··· READING TEXT ···

Your Complete Guide to Washing and Caring for Activewear
So this year, you’re still on track with your fitness goals and may even be planning to try a new, more challenging workout.
Over the past few years, you’ve amassed quite a collection of leggings, yoga pants, sports tops, socks, bike shorts, trainers, exercise mats, yoga blocks, foam rollers and whatnot.
Every time you step out of the door, you have a brand-new set of yoga clothes on. But who’s to blame? There’ve only been a hundred activewear sales since the end of every year.
But if there’s one thing staying fit never prepared you for, it’s the stink that comes with sweaty sports apparel.
To be fair, you’ve done your best to stick with quick-drying, moisture-wicking gym clothes. You’ve invested in breathable and lightweight polyester tanks, odour-fighting anti-chafing shorts, quick-drying yoga pants, super expensive athletic compression leggings and even Climacool (nylon, polyester, and spandex blend) sports bras.
However, most of these articles of clothing are no match to your sweat-heavy 2- to 3-hour sessions at the gym or on the road.
Now, you sometimes feel a rush of dread as you finish washing clothes that were soiled from spinning class because they always come out smelling awful!
Worse still, the smell seems to linger even after they’ve been through the wash. Milder maybe, but still with that faint scent of the time you spent sweating your *ss off at the gym. So, how to wash activewear, exactly?
You’ve been putting extra detergent and sometimes even go the extra mile by soaking your soiled gym clothes for an hour or so while cleaning your yoga mat. How come it isn’t working? What is it about washing sports clothes that you’ve been missing?
Well, today’s your lucky day.
Here, we’ll not only talk about how to wash sports clothes properly but also dish out lots of advice on how to care for your activewear.
Top 10 Tips on How to Wash Activewear and Stinky Gym Clothes
If you’re ready to learn how to wash stinky gym clothes (eww!) and all kinds of smelly workout clothes remedies, we’ve got the answers.
Here are the top 10 tips on how to wash soiled and smelly activewear:
1. Wash your workout clothes ASAP
When it comes to cleaning bad-smelling, sweaty clothes, especially activewear, the sooner you wash these, the better the results. So, it’s best to wash gym clothes every day.

··· RECORDS ···

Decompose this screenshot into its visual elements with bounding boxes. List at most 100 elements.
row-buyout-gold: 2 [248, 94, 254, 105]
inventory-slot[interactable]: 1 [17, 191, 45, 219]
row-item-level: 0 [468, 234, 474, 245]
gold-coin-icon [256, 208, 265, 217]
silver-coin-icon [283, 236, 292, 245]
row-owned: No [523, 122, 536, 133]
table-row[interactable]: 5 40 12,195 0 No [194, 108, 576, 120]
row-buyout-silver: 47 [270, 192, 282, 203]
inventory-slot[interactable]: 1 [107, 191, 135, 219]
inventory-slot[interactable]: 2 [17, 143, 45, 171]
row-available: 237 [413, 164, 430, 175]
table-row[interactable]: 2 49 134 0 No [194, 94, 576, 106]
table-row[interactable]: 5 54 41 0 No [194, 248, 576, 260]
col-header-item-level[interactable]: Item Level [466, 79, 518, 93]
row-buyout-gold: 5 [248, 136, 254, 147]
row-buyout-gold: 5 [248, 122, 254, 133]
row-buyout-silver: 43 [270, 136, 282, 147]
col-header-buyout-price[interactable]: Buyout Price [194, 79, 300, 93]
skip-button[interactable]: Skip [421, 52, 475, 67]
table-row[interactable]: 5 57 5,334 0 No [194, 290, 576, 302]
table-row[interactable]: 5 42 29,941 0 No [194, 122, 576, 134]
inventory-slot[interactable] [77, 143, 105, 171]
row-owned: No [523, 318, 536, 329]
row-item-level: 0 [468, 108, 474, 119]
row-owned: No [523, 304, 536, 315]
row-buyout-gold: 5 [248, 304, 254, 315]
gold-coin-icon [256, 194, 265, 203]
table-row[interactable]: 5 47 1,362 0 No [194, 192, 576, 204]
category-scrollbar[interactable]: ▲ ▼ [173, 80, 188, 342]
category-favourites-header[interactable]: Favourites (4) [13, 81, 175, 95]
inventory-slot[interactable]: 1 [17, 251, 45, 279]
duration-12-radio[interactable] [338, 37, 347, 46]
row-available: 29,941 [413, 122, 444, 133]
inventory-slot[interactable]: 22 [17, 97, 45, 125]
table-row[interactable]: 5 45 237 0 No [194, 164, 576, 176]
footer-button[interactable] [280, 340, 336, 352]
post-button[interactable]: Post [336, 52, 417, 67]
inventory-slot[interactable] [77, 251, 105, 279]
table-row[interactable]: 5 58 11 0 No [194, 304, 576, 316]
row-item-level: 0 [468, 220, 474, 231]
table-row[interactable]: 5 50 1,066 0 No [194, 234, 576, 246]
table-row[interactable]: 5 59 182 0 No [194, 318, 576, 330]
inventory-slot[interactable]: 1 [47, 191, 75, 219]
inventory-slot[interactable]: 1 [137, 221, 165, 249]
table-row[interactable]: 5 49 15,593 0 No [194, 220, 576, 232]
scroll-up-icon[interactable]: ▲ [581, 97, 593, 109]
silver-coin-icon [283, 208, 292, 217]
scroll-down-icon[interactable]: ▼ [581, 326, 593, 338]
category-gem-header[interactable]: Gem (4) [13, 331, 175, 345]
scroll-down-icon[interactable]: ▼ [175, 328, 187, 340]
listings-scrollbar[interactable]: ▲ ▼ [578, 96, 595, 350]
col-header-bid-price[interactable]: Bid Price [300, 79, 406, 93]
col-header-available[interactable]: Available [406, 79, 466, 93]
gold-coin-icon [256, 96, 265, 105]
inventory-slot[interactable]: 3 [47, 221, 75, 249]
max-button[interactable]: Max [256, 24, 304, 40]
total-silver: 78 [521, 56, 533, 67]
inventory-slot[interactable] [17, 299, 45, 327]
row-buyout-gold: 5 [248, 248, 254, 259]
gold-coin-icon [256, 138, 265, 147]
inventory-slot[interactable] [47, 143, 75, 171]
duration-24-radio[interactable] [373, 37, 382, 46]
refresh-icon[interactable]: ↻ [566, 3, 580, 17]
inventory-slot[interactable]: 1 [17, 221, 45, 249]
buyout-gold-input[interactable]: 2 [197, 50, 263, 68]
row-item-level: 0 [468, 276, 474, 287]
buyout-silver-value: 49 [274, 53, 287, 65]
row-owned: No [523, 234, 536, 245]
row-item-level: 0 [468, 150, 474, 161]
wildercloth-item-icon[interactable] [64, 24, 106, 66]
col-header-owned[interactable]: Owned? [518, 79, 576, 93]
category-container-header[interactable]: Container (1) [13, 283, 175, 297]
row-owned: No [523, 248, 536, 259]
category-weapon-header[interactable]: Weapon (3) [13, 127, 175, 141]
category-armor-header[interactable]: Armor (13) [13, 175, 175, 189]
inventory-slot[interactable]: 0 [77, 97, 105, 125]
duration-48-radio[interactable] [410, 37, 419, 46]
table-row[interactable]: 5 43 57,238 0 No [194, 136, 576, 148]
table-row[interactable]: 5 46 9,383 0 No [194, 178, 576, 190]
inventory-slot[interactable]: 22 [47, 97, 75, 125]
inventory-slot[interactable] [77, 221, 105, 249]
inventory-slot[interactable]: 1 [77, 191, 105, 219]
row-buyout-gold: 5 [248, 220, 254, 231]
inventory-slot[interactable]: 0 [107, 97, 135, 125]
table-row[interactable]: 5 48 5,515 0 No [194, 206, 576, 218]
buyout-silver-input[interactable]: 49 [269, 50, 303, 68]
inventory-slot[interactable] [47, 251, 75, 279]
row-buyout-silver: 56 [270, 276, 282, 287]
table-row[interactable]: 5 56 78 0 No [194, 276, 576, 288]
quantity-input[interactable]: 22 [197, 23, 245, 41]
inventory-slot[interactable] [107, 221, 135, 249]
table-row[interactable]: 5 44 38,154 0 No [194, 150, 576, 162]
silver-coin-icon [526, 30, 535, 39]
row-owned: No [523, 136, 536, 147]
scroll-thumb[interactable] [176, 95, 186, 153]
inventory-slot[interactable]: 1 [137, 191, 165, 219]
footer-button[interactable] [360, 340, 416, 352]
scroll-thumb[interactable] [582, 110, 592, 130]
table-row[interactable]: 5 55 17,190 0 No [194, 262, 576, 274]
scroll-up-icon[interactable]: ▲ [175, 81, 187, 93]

···

Reproduce the passage of the activewear care guide starting with "Worse still, the" and going on through "your lucky day.". The records have nothing to do with this.

• _WRITTEN ANSWER_
Worse still, the smell seems to linger even after they’ve been through the wash. Milder maybe, but still with that faint scent of the time you spent sweating your *ss off at the gym. So, how to wash activewear, exactly?
You’ve been putting extra detergent and sometimes even go the extra mile by soaking your soiled gym clothes for an hour or so while cleaning your yoga mat. How come it isn’t working? What is it about washing sports clothes that you’ve been missing?
Well, today’s your lucky day.